:: Dataset records

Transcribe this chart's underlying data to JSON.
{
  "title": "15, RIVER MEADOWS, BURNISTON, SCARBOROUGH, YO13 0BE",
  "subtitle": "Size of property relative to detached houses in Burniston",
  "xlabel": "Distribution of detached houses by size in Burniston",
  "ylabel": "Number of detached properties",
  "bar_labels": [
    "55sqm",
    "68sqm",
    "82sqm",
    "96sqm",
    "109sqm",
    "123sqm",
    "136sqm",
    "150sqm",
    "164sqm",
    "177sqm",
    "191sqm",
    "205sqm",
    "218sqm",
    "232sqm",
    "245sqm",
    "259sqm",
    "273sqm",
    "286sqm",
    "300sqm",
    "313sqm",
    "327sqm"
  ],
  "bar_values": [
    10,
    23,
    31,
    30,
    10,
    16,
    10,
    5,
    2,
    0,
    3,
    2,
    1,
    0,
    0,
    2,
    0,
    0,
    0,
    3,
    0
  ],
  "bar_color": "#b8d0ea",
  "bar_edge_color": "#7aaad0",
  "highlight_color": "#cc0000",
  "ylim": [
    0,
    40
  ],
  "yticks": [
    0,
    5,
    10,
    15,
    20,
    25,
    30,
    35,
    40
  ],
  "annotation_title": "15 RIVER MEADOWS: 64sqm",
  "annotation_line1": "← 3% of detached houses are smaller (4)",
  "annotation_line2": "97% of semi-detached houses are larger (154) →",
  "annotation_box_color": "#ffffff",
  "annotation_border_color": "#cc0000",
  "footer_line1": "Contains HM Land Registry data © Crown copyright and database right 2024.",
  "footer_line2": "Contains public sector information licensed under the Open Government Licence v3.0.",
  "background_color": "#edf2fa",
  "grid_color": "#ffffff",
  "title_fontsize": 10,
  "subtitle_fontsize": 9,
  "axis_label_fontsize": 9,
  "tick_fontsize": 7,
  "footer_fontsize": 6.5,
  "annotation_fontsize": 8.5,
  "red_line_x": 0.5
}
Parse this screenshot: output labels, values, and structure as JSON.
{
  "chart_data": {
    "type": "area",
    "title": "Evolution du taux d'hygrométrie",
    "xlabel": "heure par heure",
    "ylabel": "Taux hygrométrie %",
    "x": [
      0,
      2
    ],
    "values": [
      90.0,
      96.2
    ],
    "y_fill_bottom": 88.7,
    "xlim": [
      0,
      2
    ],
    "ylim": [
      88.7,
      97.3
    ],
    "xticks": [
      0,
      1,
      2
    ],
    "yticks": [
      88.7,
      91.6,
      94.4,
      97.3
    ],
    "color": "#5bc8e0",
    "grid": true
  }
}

::::

**Task statement**
Beginning with the line that contains "Parse this screenshot: output", repeat every line through the end of the records and nothing more.

**Expected output**
Parse this screenshot: output labels, values, and structure as JSON.
{
  "chart_data": {
    "type": "area",
    "title": "Evolution du taux d'hygrométrie",
    "xlabel": "heure par heure",
    "ylabel": "Taux hygrométrie %",
    "x": [
      0,
      2
    ],
    "values": [
      90.0,
      96.2
    ],
    "y_fill_bottom": 88.7,
    "xlim": [
      0,
      2
    ],
    "ylim": [
      88.7,
      97.3
    ],
    "xticks": [
      0,
      1,
      2
    ],
    "yticks": [
      88.7,
      91.6,
      94.4,
      97.3
    ],
    "color": "#5bc8e0",
    "grid": true
  }
}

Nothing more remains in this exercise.